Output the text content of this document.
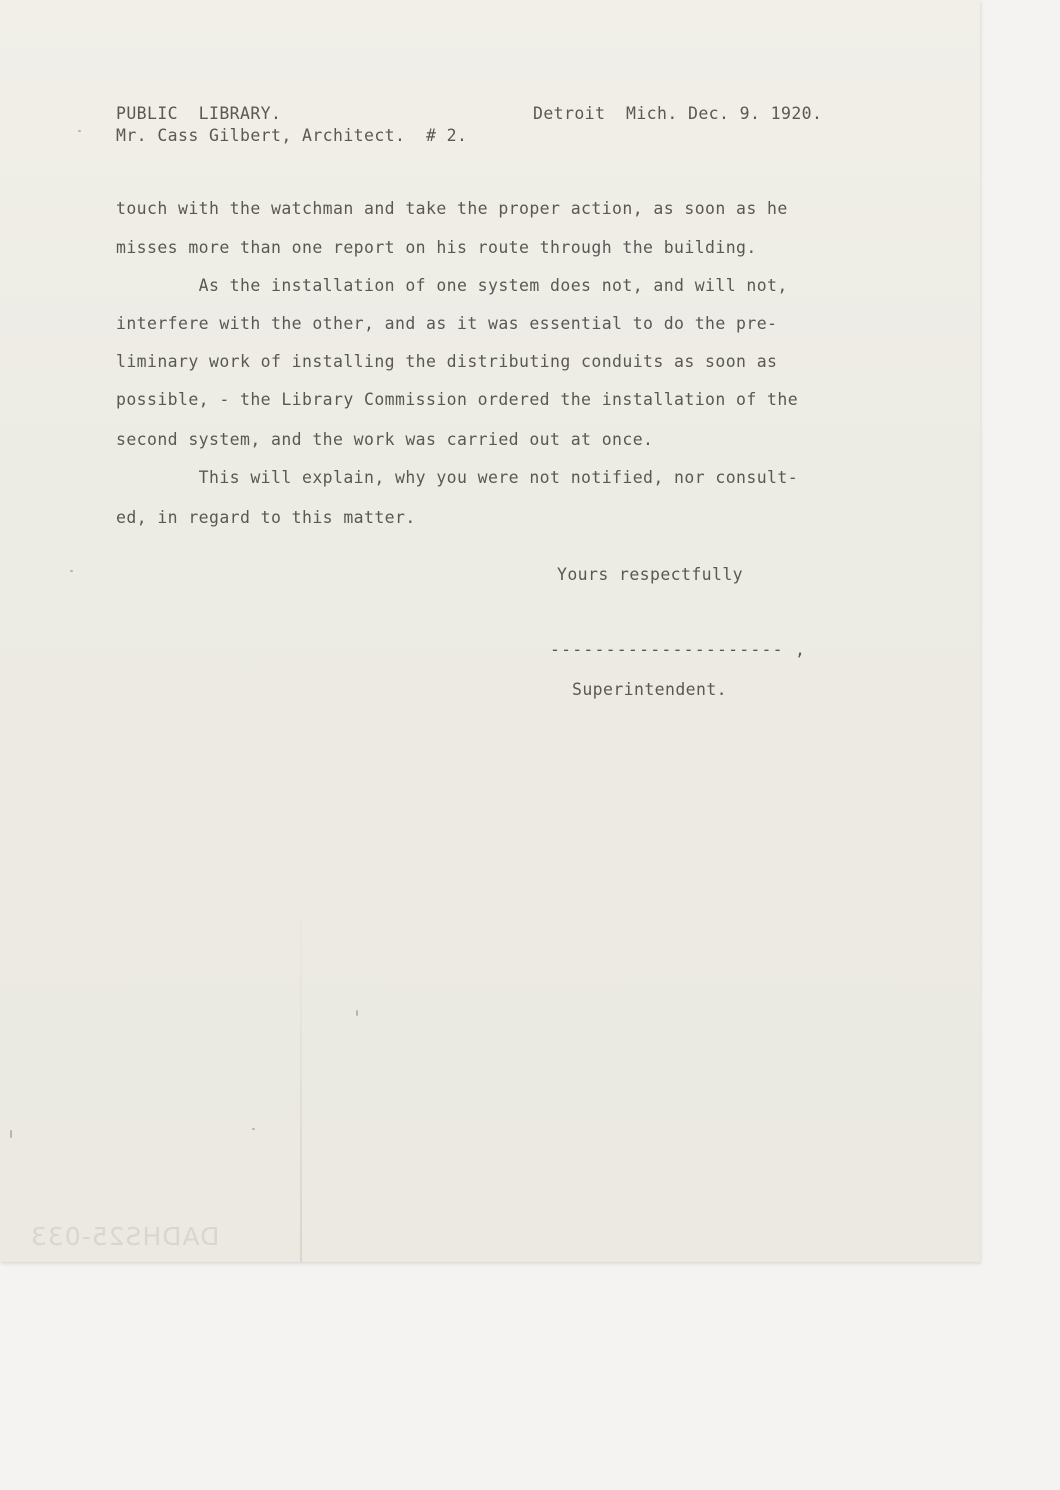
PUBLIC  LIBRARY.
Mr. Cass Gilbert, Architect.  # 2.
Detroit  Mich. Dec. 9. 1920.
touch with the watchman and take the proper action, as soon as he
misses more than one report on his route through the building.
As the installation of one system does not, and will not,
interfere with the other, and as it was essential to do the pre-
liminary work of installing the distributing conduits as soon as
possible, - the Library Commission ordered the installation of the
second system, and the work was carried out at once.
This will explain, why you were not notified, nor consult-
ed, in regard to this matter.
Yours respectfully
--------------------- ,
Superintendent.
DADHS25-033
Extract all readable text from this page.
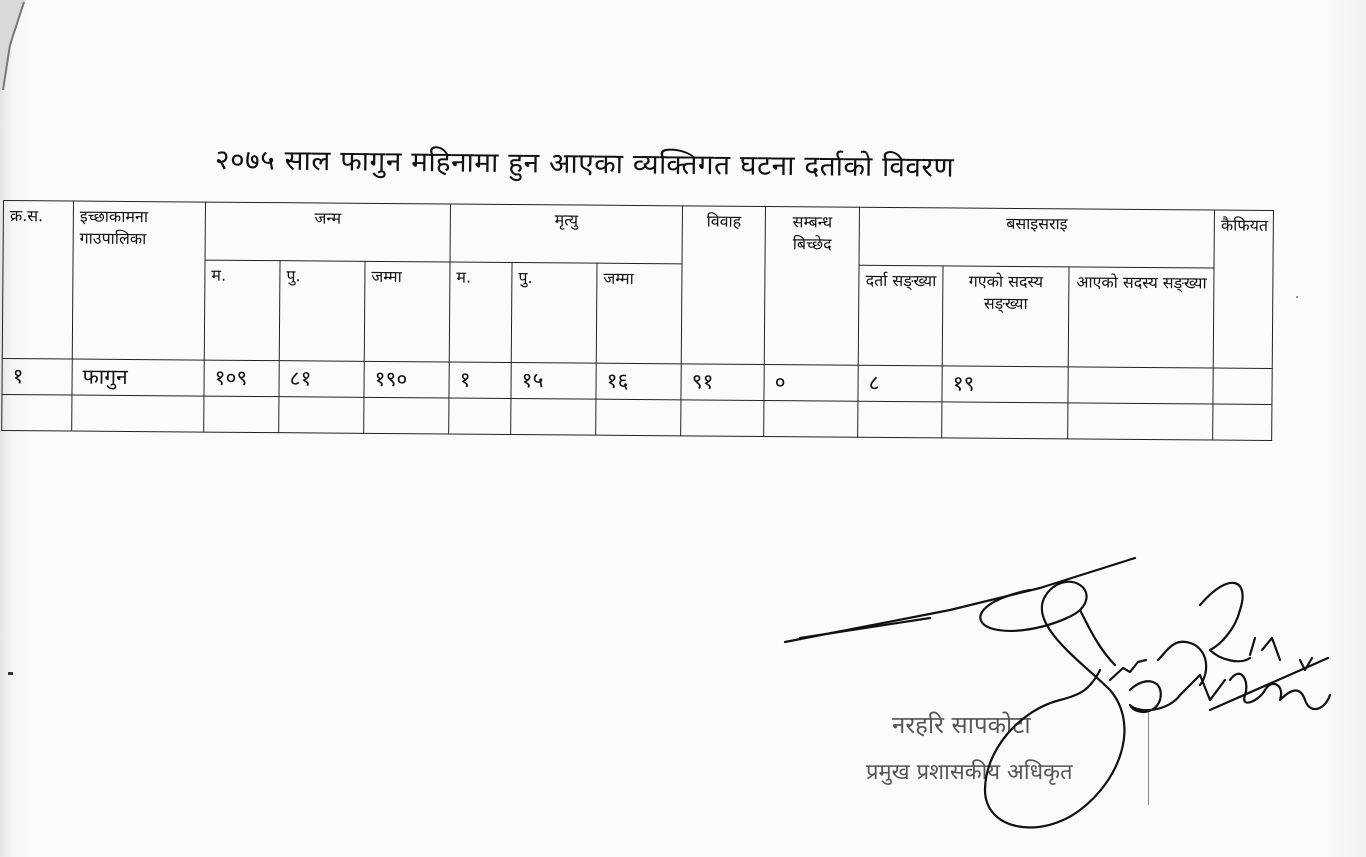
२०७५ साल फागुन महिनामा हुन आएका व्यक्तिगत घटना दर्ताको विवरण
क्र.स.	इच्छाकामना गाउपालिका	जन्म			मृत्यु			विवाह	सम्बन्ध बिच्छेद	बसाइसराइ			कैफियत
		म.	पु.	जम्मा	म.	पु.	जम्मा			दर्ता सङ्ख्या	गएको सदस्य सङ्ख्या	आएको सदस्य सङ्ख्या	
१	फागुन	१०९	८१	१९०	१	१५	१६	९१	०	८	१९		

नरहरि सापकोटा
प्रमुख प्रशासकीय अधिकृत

Given request =>
Leaving out every picture, transcribe exactly the lines from the line that contains "Extract all readable text from this page." through the final line of the entries above.

Response =>
Extract all readable text from this page.
२०७५ साल फागुन महिनामा हुन आएका व्यक्तिगत घटना दर्ताको विवरण
क्र.स.	इच्छाकामना गाउपालिका	जन्म			मृत्यु			विवाह	सम्बन्ध बिच्छेद	बसाइसराइ			कैफियत
		म.	पु.	जम्मा	म.	पु.	जम्मा			दर्ता सङ्ख्या	गएको सदस्य सङ्ख्या	आएको सदस्य सङ्ख्या	
१	फागुन	१०९	८१	१९०	१	१५	१६	९१	०	८	१९		

नरहरि सापकोटा
प्रमुख प्रशासकीय अधिकृत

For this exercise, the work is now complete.